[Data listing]
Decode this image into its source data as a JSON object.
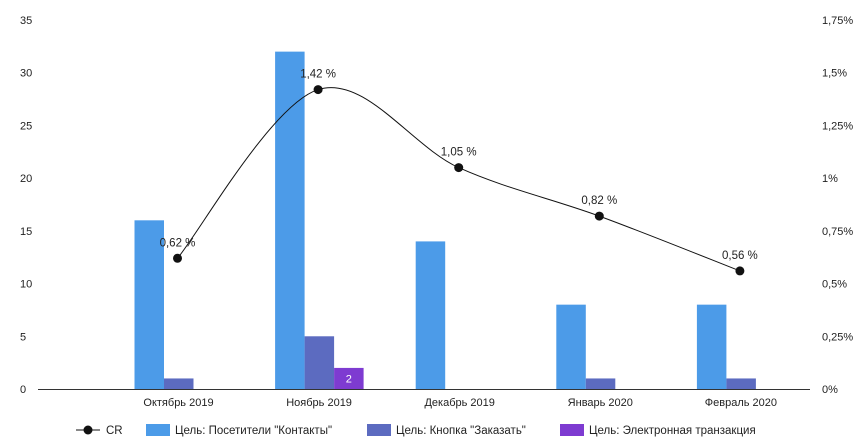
{
  "chart_data": {
    "type": "bar",
    "categories": [
      "Октябрь 2019",
      "Ноябрь 2019",
      "Декабрь 2019",
      "Январь 2020",
      "Февраль 2020"
    ],
    "series": [
      {
        "name": "Цель: Посетители \"Контакты\"",
        "type": "bar",
        "axis": "left",
        "color": "#4C9BE8",
        "values": [
          16,
          32,
          14,
          8,
          8
        ]
      },
      {
        "name": "Цель: Кнопка \"Заказать\"",
        "type": "bar",
        "axis": "left",
        "color": "#5C6BC0",
        "values": [
          1,
          5,
          0,
          1,
          1
        ]
      },
      {
        "name": "Цель: Электронная транзакция",
        "type": "bar",
        "axis": "left",
        "color": "#7E3BD1",
        "values": [
          0,
          2,
          0,
          0,
          0
        ],
        "data_labels": [
          "",
          "2",
          "",
          "",
          ""
        ]
      },
      {
        "name": "CR",
        "type": "line",
        "axis": "right",
        "color": "#111111",
        "values": [
          0.62,
          1.42,
          1.05,
          0.82,
          0.56
        ],
        "data_labels": [
          "0,62 %",
          "1,42 %",
          "1,05 %",
          "0,82 %",
          "0,56 %"
        ]
      }
    ],
    "y_left": {
      "min": 0,
      "max": 35,
      "ticks": [
        "0",
        "5",
        "10",
        "15",
        "20",
        "25",
        "30",
        "35"
      ]
    },
    "y_right": {
      "min": 0,
      "max": 1.75,
      "ticks": [
        "0%",
        "0,25%",
        "0,5%",
        "0,75%",
        "1%",
        "1,25%",
        "1,5%",
        "1,75%"
      ]
    },
    "legend": {
      "position": "bottom"
    },
    "grid": false
  }
}
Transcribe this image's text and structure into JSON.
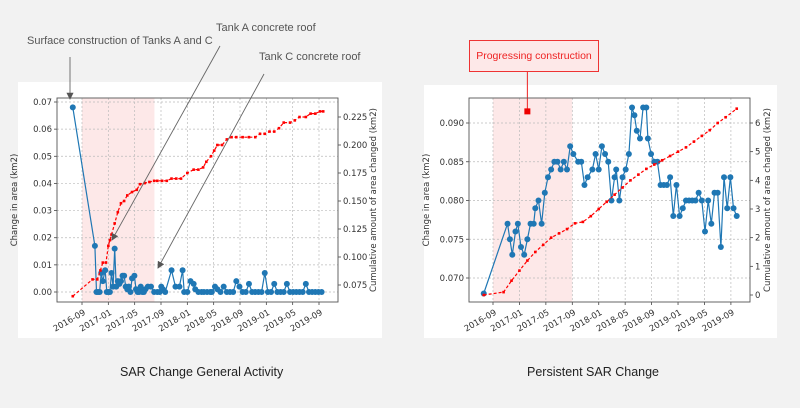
{
  "annotations": {
    "surface": "Surface construction of Tanks A and C",
    "tank_a": "Tank A concrete roof",
    "tank_c": "Tank C concrete roof",
    "progressing": "Progressing construction"
  },
  "captions": {
    "left": "SAR Change General Activity",
    "right": "Persistent SAR Change"
  },
  "colors": {
    "series_blue": "#1f77b4",
    "cumulative_red": "#ff0000",
    "shade": "#fde8e8",
    "annotation_gray": "#666666"
  },
  "chart_data": [
    {
      "type": "line",
      "title": "SAR Change General Activity",
      "xlabel": "",
      "ylabel": "Change in area (km2)",
      "ylabel_right": "Cumulative amount of area changed (km2)",
      "x_tick_labels": [
        "2016-09",
        "2017-01",
        "2017-05",
        "2017-09",
        "2018-01",
        "2018-05",
        "2018-09",
        "2019-01",
        "2019-05",
        "2019-09"
      ],
      "y_ticks_left": [
        "0.00",
        "0.01",
        "0.02",
        "0.03",
        "0.04",
        "0.05",
        "0.06",
        "0.07"
      ],
      "y_ticks_right": [
        "0.075",
        "0.100",
        "0.125",
        "0.150",
        "0.175",
        "0.200",
        "0.225"
      ],
      "ylim": [
        -0.0015,
        0.0715
      ],
      "ylim_right": [
        0.0635,
        0.2365
      ],
      "grid": true,
      "shaded_range": [
        "2016-09",
        "2017-08"
      ],
      "series": [
        {
          "name": "Change in area",
          "axis": "left",
          "style": "solid-dots",
          "x": [
            2016.55,
            2016.83,
            2016.85,
            2016.87,
            2016.89,
            2016.91,
            2016.93,
            2016.96,
            2016.98,
            2017.0,
            2017.02,
            2017.04,
            2017.06,
            2017.08,
            2017.1,
            2017.12,
            2017.14,
            2017.16,
            2017.18,
            2017.2,
            2017.22,
            2017.24,
            2017.26,
            2017.28,
            2017.3,
            2017.33,
            2017.35,
            2017.37,
            2017.39,
            2017.41,
            2017.43,
            2017.45,
            2017.47,
            2017.5,
            2017.54,
            2017.58,
            2017.62,
            2017.65,
            2017.67,
            2017.69,
            2017.72,
            2017.8,
            2017.85,
            2017.9,
            2017.94,
            2017.96,
            2018.0,
            2018.04,
            2018.08,
            2018.1,
            2018.14,
            2018.18,
            2018.21,
            2018.25,
            2018.29,
            2018.31,
            2018.35,
            2018.38,
            2018.42,
            2018.46,
            2018.5,
            2018.54,
            2018.58,
            2018.62,
            2018.66,
            2018.7,
            2018.74,
            2018.78,
            2018.82,
            2018.86,
            2018.9,
            2018.94,
            2018.98,
            2019.02,
            2019.06,
            2019.1,
            2019.14,
            2019.18,
            2019.22,
            2019.26,
            2019.3,
            2019.34,
            2019.38,
            2019.42,
            2019.46,
            2019.5,
            2019.54,
            2019.58,
            2019.62,
            2019.66,
            2019.7
          ],
          "values": [
            0.068,
            0.017,
            0.0,
            0.0,
            0.0,
            0.007,
            0.004,
            0.008,
            0.0,
            0.0,
            0.0,
            0.007,
            0.002,
            0.016,
            0.002,
            0.004,
            0.003,
            0.004,
            0.006,
            0.006,
            0.002,
            0.001,
            0.002,
            0.0,
            0.005,
            0.006,
            0.001,
            0.0,
            0.0,
            0.002,
            0.0,
            0.0,
            0.001,
            0.002,
            0.002,
            0.0,
            0.0,
            0.0,
            0.002,
            0.001,
            0.0,
            0.008,
            0.002,
            0.002,
            0.008,
            0.0,
            0.0,
            0.004,
            0.003,
            0.001,
            0.0,
            0.0,
            0.0,
            0.0,
            0.0,
            0.0,
            0.002,
            0.001,
            0.0,
            0.002,
            0.0,
            0.0,
            0.0,
            0.004,
            0.002,
            0.0,
            0.0,
            0.003,
            0.0,
            0.0,
            0.0,
            0.0,
            0.007,
            0.0,
            0.0,
            0.003,
            0.0,
            0.0,
            0.0,
            0.003,
            0.0,
            0.0,
            0.0,
            0.0,
            0.0,
            0.003,
            0.0,
            0.0,
            0.0,
            0.0,
            0.0
          ]
        },
        {
          "name": "Cumulative",
          "axis": "right",
          "style": "dashed-red",
          "x": [
            2016.55,
            2016.8,
            2016.86,
            2016.9,
            2016.93,
            2016.97,
            2017.0,
            2017.02,
            2017.04,
            2017.08,
            2017.12,
            2017.16,
            2017.2,
            2017.24,
            2017.3,
            2017.36,
            2017.4,
            2017.46,
            2017.52,
            2017.58,
            2017.62,
            2017.68,
            2017.74,
            2017.8,
            2017.86,
            2017.92,
            2018.0,
            2018.08,
            2018.14,
            2018.2,
            2018.24,
            2018.3,
            2018.34,
            2018.38,
            2018.44,
            2018.5,
            2018.56,
            2018.62,
            2018.7,
            2018.78,
            2018.86,
            2018.92,
            2018.98,
            2019.04,
            2019.1,
            2019.16,
            2019.22,
            2019.3,
            2019.36,
            2019.42,
            2019.5,
            2019.56,
            2019.62,
            2019.68,
            2019.72
          ],
          "values": [
            0.065,
            0.08,
            0.08,
            0.088,
            0.095,
            0.095,
            0.11,
            0.115,
            0.12,
            0.13,
            0.14,
            0.148,
            0.15,
            0.155,
            0.158,
            0.16,
            0.165,
            0.166,
            0.167,
            0.168,
            0.168,
            0.168,
            0.168,
            0.17,
            0.17,
            0.17,
            0.175,
            0.178,
            0.178,
            0.18,
            0.185,
            0.19,
            0.195,
            0.2,
            0.2,
            0.205,
            0.207,
            0.207,
            0.207,
            0.207,
            0.207,
            0.21,
            0.21,
            0.212,
            0.212,
            0.215,
            0.22,
            0.22,
            0.222,
            0.225,
            0.225,
            0.228,
            0.228,
            0.23,
            0.23
          ]
        }
      ]
    },
    {
      "type": "line",
      "title": "Persistent SAR Change",
      "xlabel": "",
      "ylabel": "Change in area (km2)",
      "ylabel_right": "Cumulative amount of area changed (km2)",
      "x_tick_labels": [
        "2016-09",
        "2017-01",
        "2017-05",
        "2017-09",
        "2018-01",
        "2018-05",
        "2018-09",
        "2019-01",
        "2019-05",
        "2019-09"
      ],
      "y_ticks_left": [
        "0.070",
        "0.075",
        "0.080",
        "0.085",
        "0.090"
      ],
      "y_ticks_right": [
        "0",
        "1",
        "2",
        "3",
        "4",
        "5",
        "6"
      ],
      "ylim": [
        0.0669,
        0.0934
      ],
      "ylim_right": [
        -0.25,
        6.9
      ],
      "grid": true,
      "shaded_range": [
        "2016-09",
        "2017-09"
      ],
      "marker_annotation": {
        "label": "Progressing construction",
        "x": 2017.1,
        "y": 0.0915
      },
      "series": [
        {
          "name": "Change in area",
          "axis": "left",
          "style": "solid-dots",
          "x": [
            2016.55,
            2016.85,
            2016.88,
            2016.91,
            2016.95,
            2016.98,
            2017.02,
            2017.06,
            2017.1,
            2017.14,
            2017.18,
            2017.2,
            2017.24,
            2017.28,
            2017.32,
            2017.36,
            2017.4,
            2017.44,
            2017.48,
            2017.52,
            2017.56,
            2017.6,
            2017.64,
            2017.68,
            2017.74,
            2017.78,
            2017.82,
            2017.86,
            2017.92,
            2017.96,
            2018.0,
            2018.04,
            2018.08,
            2018.12,
            2018.16,
            2018.2,
            2018.22,
            2018.26,
            2018.3,
            2018.34,
            2018.38,
            2018.42,
            2018.45,
            2018.48,
            2018.52,
            2018.56,
            2018.6,
            2018.62,
            2018.66,
            2018.7,
            2018.74,
            2018.78,
            2018.82,
            2018.86,
            2018.9,
            2018.94,
            2018.98,
            2019.02,
            2019.06,
            2019.1,
            2019.14,
            2019.18,
            2019.22,
            2019.26,
            2019.3,
            2019.34,
            2019.38,
            2019.42,
            2019.46,
            2019.5,
            2019.54,
            2019.58,
            2019.62,
            2019.66,
            2019.7,
            2019.74
          ],
          "values": [
            0.068,
            0.077,
            0.075,
            0.073,
            0.076,
            0.077,
            0.074,
            0.073,
            0.075,
            0.077,
            0.077,
            0.079,
            0.08,
            0.077,
            0.081,
            0.083,
            0.084,
            0.085,
            0.085,
            0.084,
            0.085,
            0.084,
            0.087,
            0.086,
            0.085,
            0.085,
            0.082,
            0.083,
            0.084,
            0.086,
            0.084,
            0.087,
            0.086,
            0.085,
            0.08,
            0.083,
            0.084,
            0.08,
            0.083,
            0.084,
            0.086,
            0.092,
            0.091,
            0.089,
            0.088,
            0.092,
            0.092,
            0.088,
            0.086,
            0.085,
            0.085,
            0.082,
            0.082,
            0.082,
            0.083,
            0.078,
            0.082,
            0.078,
            0.079,
            0.08,
            0.08,
            0.08,
            0.08,
            0.081,
            0.08,
            0.076,
            0.08,
            0.077,
            0.081,
            0.081,
            0.074,
            0.083,
            0.079,
            0.083,
            0.079,
            0.078
          ]
        },
        {
          "name": "Cumulative",
          "axis": "right",
          "style": "dashed-red",
          "x": [
            2016.55,
            2016.8,
            2016.9,
            2017.0,
            2017.1,
            2017.2,
            2017.3,
            2017.4,
            2017.5,
            2017.6,
            2017.7,
            2017.8,
            2017.9,
            2018.0,
            2018.1,
            2018.2,
            2018.3,
            2018.4,
            2018.5,
            2018.6,
            2018.7,
            2018.8,
            2018.9,
            2019.0,
            2019.1,
            2019.2,
            2019.3,
            2019.4,
            2019.5,
            2019.6,
            2019.74
          ],
          "values": [
            0.0,
            0.1,
            0.5,
            0.85,
            1.2,
            1.5,
            1.75,
            2.0,
            2.15,
            2.3,
            2.5,
            2.55,
            2.75,
            3.0,
            3.25,
            3.5,
            3.75,
            4.0,
            4.2,
            4.4,
            4.55,
            4.7,
            4.85,
            5.0,
            5.15,
            5.35,
            5.55,
            5.75,
            6.0,
            6.2,
            6.5
          ]
        }
      ]
    }
  ]
}
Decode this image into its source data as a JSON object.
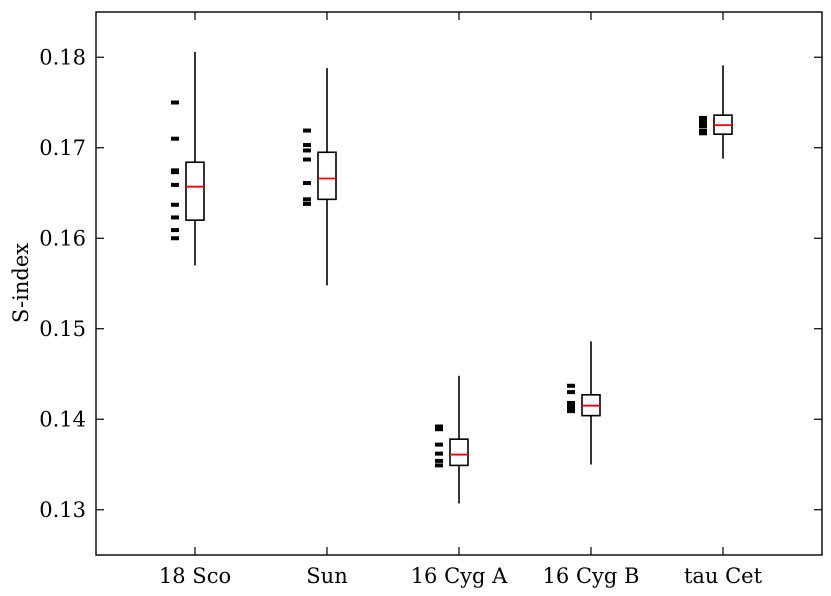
{
  "chart_data": {
    "type": "box",
    "title": "",
    "xlabel": "",
    "ylabel": "S-index",
    "ylim": [
      0.125,
      0.185
    ],
    "yticks": [
      0.13,
      0.14,
      0.15,
      0.16,
      0.17,
      0.18
    ],
    "ytick_labels": [
      "0.13",
      "0.14",
      "0.15",
      "0.16",
      "0.17",
      "0.18"
    ],
    "grid": false,
    "legend": "none",
    "colors": {
      "box": "#000000",
      "median": "#ff0000",
      "axes": "#000000"
    },
    "categories": [
      "18 Sco",
      "Sun",
      "16 Cyg A",
      "16 Cyg B",
      "tau Cet"
    ],
    "boxes": [
      {
        "label": "18 Sco",
        "whisker_low": 0.157,
        "q1": 0.162,
        "median": 0.1657,
        "q3": 0.1684,
        "whisker_high": 0.1806,
        "observations": [
          0.16,
          0.1609,
          0.1623,
          0.1637,
          0.1659,
          0.1673,
          0.1675,
          0.171,
          0.175
        ]
      },
      {
        "label": "Sun",
        "whisker_low": 0.1548,
        "q1": 0.1643,
        "median": 0.1666,
        "q3": 0.1695,
        "whisker_high": 0.1788,
        "observations": [
          0.1638,
          0.1643,
          0.1661,
          0.1687,
          0.1697,
          0.1703,
          0.1719
        ]
      },
      {
        "label": "16 Cyg A",
        "whisker_low": 0.1307,
        "q1": 0.1349,
        "median": 0.1361,
        "q3": 0.1378,
        "whisker_high": 0.1448,
        "observations": [
          0.1349,
          0.1354,
          0.1362,
          0.1372,
          0.1389,
          0.1392
        ]
      },
      {
        "label": "16 Cyg B",
        "whisker_low": 0.135,
        "q1": 0.1404,
        "median": 0.1415,
        "q3": 0.1427,
        "whisker_high": 0.1486,
        "observations": [
          0.1409,
          0.1412,
          0.1415,
          0.1418,
          0.143,
          0.1437
        ]
      },
      {
        "label": "tau Cet",
        "whisker_low": 0.1688,
        "q1": 0.1715,
        "median": 0.1725,
        "q3": 0.1736,
        "whisker_high": 0.1791,
        "observations": [
          0.1716,
          0.1719,
          0.1724,
          0.1726,
          0.173,
          0.1733
        ]
      }
    ]
  }
}
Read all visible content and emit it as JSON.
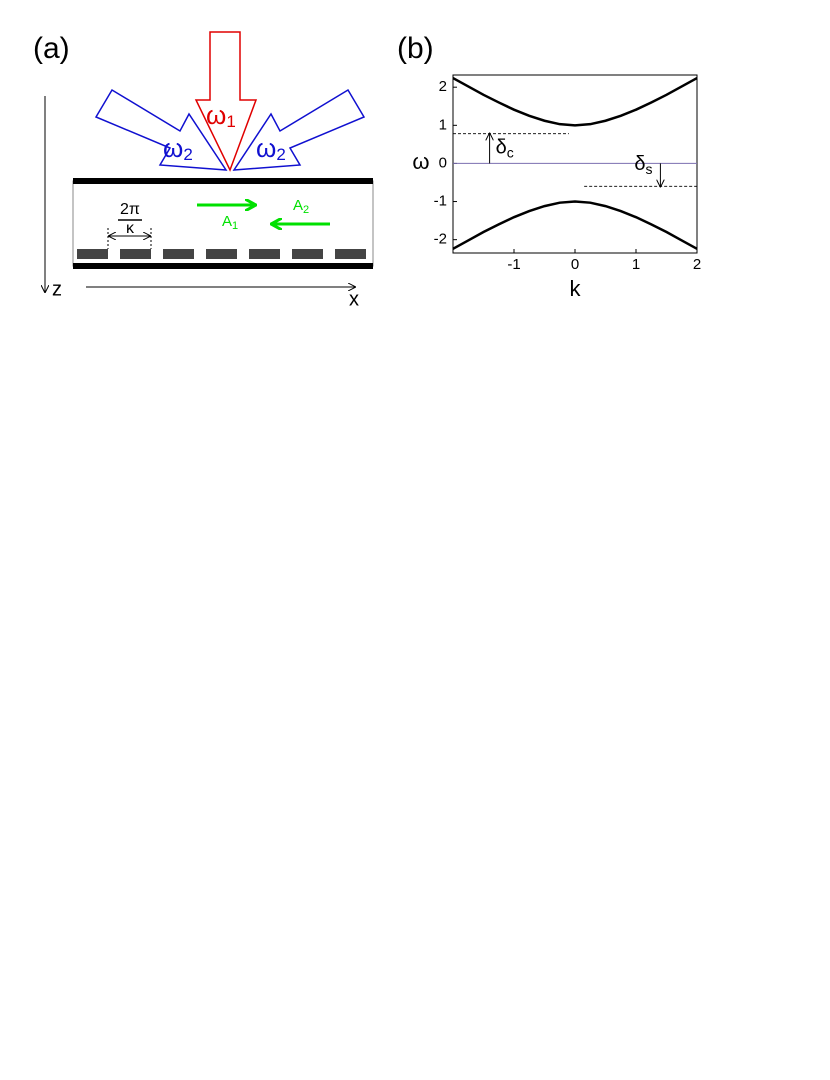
{
  "diagram": {
    "label": "(a)",
    "pump": {
      "symbol": "ω",
      "sub": "1"
    },
    "probes": [
      {
        "symbol": "ω",
        "sub": "2"
      },
      {
        "symbol": "ω",
        "sub": "2"
      }
    ],
    "period": {
      "num": "2π",
      "den": "κ"
    },
    "waves": [
      {
        "symbol": "A",
        "sub": "1"
      },
      {
        "symbol": "A",
        "sub": "2"
      }
    ],
    "axes": {
      "z": "z",
      "x": "x"
    }
  },
  "chart_data": {
    "type": "line",
    "label": "(b)",
    "xlabel": "k",
    "ylabel": "ω",
    "x": [
      -2,
      -1.75,
      -1.5,
      -1.25,
      -1,
      -0.75,
      -0.5,
      -0.25,
      0,
      0.25,
      0.5,
      0.75,
      1,
      1.25,
      1.5,
      1.75,
      2
    ],
    "series": [
      {
        "color": "#000000",
        "values": [
          2.24,
          2.02,
          1.8,
          1.6,
          1.41,
          1.25,
          1.12,
          1.03,
          1,
          1.03,
          1.12,
          1.25,
          1.41,
          1.6,
          1.8,
          2.02,
          2.24
        ]
      },
      {
        "color": "#000000",
        "values": [
          -2.24,
          -2.02,
          -1.8,
          -1.6,
          -1.41,
          -1.25,
          -1.12,
          -1.03,
          -1,
          -1.03,
          -1.12,
          -1.25,
          -1.41,
          -1.6,
          -1.8,
          -2.02,
          -2.24
        ]
      }
    ],
    "xlim": [
      -2,
      2
    ],
    "ylim": [
      -2.35,
      2.32
    ],
    "xticks": [
      -1,
      0,
      1,
      2
    ],
    "yticks": [
      -2,
      -1,
      0,
      1,
      2
    ],
    "zero_line": {
      "y": 0,
      "color": "#7b6fb0"
    },
    "annotations": [
      {
        "symbol": "δ",
        "sub": "c",
        "k": -1.4,
        "from": 0,
        "to": 0.78,
        "line_x": [
          -2,
          -0.1
        ]
      },
      {
        "symbol": "δ",
        "sub": "s",
        "k": 1.4,
        "from": 0,
        "to": -0.6,
        "line_x": [
          0.15,
          2
        ]
      }
    ]
  }
}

Problem details:
Return every line in the listing that contains the word "General".

Solution to the exercise:
    "left": "SAR Change General Activity",
      "title": "SAR Change General Activity",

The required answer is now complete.